(Records about charts and figures)
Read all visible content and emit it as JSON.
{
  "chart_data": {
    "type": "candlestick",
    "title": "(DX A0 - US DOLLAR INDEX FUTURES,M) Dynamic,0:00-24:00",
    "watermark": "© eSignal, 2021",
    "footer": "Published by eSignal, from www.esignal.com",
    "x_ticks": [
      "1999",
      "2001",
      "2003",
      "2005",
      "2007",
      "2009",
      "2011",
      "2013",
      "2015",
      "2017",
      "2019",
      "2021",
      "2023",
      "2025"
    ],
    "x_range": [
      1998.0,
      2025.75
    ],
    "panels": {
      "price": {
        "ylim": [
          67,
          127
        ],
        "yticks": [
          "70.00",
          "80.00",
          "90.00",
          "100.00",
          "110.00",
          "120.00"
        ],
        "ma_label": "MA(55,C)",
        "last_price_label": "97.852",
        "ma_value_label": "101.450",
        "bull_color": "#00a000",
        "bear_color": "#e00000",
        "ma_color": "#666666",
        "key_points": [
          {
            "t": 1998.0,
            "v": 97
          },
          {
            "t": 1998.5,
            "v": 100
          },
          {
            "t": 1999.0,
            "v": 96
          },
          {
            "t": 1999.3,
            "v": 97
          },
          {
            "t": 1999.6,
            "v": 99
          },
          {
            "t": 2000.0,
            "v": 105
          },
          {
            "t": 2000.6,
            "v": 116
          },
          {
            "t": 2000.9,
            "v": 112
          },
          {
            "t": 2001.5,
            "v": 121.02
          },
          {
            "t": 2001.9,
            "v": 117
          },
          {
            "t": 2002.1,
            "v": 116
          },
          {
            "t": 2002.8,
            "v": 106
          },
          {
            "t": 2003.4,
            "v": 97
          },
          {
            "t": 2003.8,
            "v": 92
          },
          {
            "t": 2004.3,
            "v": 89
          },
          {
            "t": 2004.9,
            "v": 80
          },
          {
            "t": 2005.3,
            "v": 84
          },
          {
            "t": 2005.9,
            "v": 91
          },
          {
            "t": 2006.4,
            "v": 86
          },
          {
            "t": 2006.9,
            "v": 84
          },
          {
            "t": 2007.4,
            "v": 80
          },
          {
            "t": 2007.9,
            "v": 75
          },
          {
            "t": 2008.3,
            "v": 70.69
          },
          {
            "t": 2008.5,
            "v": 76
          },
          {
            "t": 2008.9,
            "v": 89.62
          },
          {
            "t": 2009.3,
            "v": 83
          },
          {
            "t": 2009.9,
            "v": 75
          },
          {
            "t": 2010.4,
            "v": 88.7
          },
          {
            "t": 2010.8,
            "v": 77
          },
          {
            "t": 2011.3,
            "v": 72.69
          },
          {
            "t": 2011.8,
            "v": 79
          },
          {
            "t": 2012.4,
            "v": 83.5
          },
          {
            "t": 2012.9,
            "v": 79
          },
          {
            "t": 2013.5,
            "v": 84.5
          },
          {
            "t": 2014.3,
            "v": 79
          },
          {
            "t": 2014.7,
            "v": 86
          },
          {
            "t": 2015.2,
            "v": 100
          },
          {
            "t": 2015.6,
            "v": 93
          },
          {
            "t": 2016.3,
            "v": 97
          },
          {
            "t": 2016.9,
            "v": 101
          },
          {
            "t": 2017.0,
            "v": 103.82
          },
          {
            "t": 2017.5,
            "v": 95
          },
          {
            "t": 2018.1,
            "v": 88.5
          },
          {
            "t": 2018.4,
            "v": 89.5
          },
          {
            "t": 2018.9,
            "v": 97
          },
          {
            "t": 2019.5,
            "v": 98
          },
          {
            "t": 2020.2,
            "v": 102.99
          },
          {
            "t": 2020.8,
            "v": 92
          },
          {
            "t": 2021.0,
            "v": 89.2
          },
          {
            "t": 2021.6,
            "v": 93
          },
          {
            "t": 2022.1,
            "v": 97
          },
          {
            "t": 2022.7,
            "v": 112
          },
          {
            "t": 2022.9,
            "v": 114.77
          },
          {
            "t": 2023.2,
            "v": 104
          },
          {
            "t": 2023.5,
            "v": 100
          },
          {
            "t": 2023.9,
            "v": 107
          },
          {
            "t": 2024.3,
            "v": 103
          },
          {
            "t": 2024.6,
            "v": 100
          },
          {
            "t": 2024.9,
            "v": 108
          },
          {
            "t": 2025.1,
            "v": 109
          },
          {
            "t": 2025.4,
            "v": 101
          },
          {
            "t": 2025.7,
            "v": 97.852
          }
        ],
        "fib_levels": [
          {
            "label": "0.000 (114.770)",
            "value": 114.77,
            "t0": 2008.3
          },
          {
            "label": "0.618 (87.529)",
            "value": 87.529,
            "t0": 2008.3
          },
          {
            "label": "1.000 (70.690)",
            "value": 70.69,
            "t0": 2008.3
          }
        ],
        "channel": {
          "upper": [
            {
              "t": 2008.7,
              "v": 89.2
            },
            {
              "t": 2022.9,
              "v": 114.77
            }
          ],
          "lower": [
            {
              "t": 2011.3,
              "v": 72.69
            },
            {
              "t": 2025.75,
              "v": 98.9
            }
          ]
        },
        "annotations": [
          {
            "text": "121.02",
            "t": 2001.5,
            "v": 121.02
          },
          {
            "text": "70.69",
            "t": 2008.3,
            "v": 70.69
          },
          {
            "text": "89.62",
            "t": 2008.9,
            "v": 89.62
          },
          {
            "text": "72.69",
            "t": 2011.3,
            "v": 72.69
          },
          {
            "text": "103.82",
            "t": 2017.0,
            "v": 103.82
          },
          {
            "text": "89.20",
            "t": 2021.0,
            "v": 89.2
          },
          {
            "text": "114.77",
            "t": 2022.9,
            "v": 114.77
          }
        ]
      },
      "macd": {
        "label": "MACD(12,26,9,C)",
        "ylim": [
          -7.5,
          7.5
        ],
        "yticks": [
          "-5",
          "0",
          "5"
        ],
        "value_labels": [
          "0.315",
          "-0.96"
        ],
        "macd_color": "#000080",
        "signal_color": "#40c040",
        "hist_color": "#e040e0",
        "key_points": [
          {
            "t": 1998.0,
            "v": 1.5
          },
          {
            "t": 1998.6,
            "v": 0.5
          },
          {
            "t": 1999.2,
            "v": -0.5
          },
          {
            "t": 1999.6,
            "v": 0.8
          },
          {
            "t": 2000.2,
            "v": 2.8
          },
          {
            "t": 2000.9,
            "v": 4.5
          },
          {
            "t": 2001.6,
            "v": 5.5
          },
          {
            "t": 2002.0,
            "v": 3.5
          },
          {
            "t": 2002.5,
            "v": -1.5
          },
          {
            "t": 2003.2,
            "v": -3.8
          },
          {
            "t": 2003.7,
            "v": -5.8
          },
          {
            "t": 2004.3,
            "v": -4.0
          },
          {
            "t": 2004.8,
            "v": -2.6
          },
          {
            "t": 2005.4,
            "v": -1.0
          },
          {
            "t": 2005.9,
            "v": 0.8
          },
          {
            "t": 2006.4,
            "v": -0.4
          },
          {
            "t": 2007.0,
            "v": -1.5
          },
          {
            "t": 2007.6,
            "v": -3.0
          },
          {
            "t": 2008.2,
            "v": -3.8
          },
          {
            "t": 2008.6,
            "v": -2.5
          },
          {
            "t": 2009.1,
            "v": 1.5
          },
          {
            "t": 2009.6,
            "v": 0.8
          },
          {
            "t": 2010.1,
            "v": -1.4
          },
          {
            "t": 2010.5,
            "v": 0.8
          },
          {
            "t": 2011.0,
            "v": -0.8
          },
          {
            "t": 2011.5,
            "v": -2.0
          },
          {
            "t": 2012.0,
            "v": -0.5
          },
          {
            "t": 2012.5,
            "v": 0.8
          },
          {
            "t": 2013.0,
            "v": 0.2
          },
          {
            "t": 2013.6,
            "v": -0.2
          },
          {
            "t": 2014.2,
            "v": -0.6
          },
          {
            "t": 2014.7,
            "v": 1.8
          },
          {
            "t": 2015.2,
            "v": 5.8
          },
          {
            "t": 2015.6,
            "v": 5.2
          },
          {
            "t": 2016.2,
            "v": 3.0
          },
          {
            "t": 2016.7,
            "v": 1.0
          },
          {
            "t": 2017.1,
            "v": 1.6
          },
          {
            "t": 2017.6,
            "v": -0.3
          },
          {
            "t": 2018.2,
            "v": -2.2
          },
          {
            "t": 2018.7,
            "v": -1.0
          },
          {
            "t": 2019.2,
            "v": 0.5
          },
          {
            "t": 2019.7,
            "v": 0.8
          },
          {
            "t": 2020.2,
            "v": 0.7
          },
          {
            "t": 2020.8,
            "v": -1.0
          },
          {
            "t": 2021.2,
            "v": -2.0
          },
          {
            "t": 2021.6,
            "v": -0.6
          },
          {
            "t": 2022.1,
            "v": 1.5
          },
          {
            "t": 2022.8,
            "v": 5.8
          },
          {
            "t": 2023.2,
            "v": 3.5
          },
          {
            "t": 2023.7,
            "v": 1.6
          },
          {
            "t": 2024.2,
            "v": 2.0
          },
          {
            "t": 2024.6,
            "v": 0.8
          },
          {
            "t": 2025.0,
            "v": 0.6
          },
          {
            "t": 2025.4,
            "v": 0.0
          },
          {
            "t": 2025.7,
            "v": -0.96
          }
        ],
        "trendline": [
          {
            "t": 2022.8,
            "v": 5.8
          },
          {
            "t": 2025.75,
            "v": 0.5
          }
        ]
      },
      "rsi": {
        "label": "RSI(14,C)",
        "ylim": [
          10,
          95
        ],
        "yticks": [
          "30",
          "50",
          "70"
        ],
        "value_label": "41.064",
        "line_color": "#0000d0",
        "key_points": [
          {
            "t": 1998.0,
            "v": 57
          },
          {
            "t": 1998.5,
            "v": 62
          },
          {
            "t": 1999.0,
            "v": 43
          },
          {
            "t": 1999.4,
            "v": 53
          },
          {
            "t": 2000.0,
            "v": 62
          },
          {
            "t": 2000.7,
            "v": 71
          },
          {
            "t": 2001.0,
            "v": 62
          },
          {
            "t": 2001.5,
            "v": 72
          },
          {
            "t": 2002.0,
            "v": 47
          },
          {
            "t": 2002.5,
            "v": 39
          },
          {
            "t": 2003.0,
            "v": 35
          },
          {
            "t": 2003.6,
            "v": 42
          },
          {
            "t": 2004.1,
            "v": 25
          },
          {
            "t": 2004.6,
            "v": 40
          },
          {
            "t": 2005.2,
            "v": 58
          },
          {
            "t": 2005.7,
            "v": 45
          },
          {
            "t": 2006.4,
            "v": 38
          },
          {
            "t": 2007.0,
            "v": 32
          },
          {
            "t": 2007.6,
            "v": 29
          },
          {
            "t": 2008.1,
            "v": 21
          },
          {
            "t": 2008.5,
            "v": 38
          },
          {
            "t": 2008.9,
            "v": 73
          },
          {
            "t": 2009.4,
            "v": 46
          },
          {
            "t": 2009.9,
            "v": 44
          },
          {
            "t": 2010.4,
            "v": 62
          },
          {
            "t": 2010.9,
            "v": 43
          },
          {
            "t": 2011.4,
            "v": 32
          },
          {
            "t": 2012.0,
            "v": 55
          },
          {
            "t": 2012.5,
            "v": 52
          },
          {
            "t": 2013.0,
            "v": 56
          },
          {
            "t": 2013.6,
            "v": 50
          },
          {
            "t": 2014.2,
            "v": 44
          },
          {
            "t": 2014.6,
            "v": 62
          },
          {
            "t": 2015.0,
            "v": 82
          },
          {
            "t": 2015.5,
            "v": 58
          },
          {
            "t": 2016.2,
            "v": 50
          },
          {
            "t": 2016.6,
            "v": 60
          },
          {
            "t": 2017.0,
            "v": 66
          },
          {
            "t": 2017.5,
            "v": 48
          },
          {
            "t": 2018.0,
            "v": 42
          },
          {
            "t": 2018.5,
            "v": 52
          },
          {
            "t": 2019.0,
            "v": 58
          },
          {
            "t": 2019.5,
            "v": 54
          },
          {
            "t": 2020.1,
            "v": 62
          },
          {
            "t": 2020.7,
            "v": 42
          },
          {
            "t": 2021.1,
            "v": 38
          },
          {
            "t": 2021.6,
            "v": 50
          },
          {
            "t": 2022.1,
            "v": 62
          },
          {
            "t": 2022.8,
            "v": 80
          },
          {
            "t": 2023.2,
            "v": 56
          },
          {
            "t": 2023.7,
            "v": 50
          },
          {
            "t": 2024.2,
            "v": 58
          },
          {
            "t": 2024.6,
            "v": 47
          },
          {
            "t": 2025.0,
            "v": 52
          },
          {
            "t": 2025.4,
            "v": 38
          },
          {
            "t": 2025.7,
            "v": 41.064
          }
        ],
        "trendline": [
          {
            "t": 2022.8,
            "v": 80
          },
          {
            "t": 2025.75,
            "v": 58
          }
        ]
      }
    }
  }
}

## What the exercise asks
Identify the lines that hold the word "text". Copy every one of them.

## Exercise answer
            "text": "121.02",
            "text": "70.69",
            "text": "89.62",
            "text": "72.69",
            "text": "103.82",
            "text": "89.20",
            "text": "114.77",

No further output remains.